• **Work required**
Go through the material below and copy each line where the word "Spread" appears.

Items from a dataset
▶
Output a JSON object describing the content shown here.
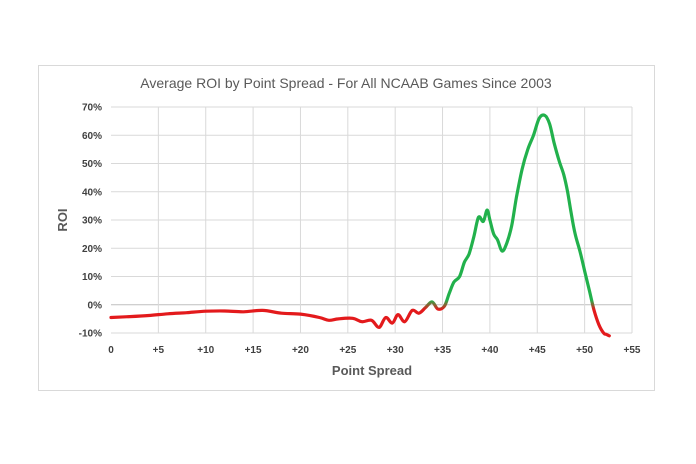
{
  "chart_data": {
    "type": "line",
    "title": "Average ROI by Point Spread - For All NCAAB Games Since 2003",
    "xlabel": "Point Spread",
    "ylabel": "ROI",
    "xlim": [
      0,
      55
    ],
    "ylim": [
      -10,
      70
    ],
    "x_ticks": [
      {
        "value": 0,
        "label": "0"
      },
      {
        "value": 5,
        "label": "+5"
      },
      {
        "value": 10,
        "label": "+10"
      },
      {
        "value": 15,
        "label": "+15"
      },
      {
        "value": 20,
        "label": "+20"
      },
      {
        "value": 25,
        "label": "+25"
      },
      {
        "value": 30,
        "label": "+30"
      },
      {
        "value": 35,
        "label": "+35"
      },
      {
        "value": 40,
        "label": "+40"
      },
      {
        "value": 45,
        "label": "+45"
      },
      {
        "value": 50,
        "label": "+50"
      },
      {
        "value": 55,
        "label": "+55"
      }
    ],
    "y_ticks": [
      {
        "value": -10,
        "label": "-10%"
      },
      {
        "value": 0,
        "label": "0%"
      },
      {
        "value": 10,
        "label": "10%"
      },
      {
        "value": 20,
        "label": "20%"
      },
      {
        "value": 30,
        "label": "30%"
      },
      {
        "value": 40,
        "label": "40%"
      },
      {
        "value": 50,
        "label": "50%"
      },
      {
        "value": 60,
        "label": "60%"
      },
      {
        "value": 70,
        "label": "70%"
      }
    ],
    "grid": true,
    "colors": {
      "negative": "#e31a1c",
      "positive": "#22b14c",
      "grid": "#d9d9d9",
      "zero_line": "#bfbfbf"
    },
    "series": [
      {
        "x": [
          0,
          2,
          4,
          6,
          8,
          10,
          12,
          14,
          16,
          18,
          20,
          22,
          23,
          24,
          25.5,
          26.5,
          27.5,
          28.3,
          29,
          29.7,
          30.3,
          31,
          31.8,
          32.5,
          33.2,
          33.9,
          34.5,
          35.2,
          35.7,
          36.2,
          36.8,
          37.3,
          37.8,
          38.3,
          38.8,
          39.3,
          39.7,
          40,
          40.4,
          40.8,
          41.3,
          41.8,
          42.3,
          42.8,
          43.4,
          44,
          44.6,
          45.2,
          45.8,
          46.3,
          46.8,
          47.3,
          47.8,
          48.2,
          48.6,
          49,
          49.5,
          50,
          50.5,
          51,
          51.5,
          52,
          52.3,
          52.6
        ],
        "y": [
          -4.5,
          -4.2,
          -3.8,
          -3.2,
          -2.8,
          -2.3,
          -2.2,
          -2.5,
          -2.0,
          -3.0,
          -3.3,
          -4.5,
          -5.5,
          -5.0,
          -4.8,
          -6.0,
          -5.5,
          -8.0,
          -4.5,
          -6.5,
          -3.5,
          -6.0,
          -2.0,
          -3.0,
          -1.0,
          1.0,
          -1.5,
          -0.5,
          4.0,
          8.0,
          10.0,
          15.0,
          18.0,
          24.0,
          31.0,
          29.5,
          33.5,
          30.0,
          25.0,
          23.0,
          19.0,
          22.0,
          28.0,
          38.0,
          48.0,
          55.0,
          60.0,
          66.0,
          67.0,
          64.0,
          57.0,
          51.0,
          46.0,
          40.0,
          32.0,
          25.0,
          19.0,
          12.0,
          5.0,
          -2.0,
          -7.0,
          -10.0,
          -10.5,
          -11.0
        ]
      }
    ]
  }
}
◀
• **Solution below**
    "title": "Average ROI by Point Spread - For All NCAAB Games Since 2003",
    "xlabel": "Point Spread",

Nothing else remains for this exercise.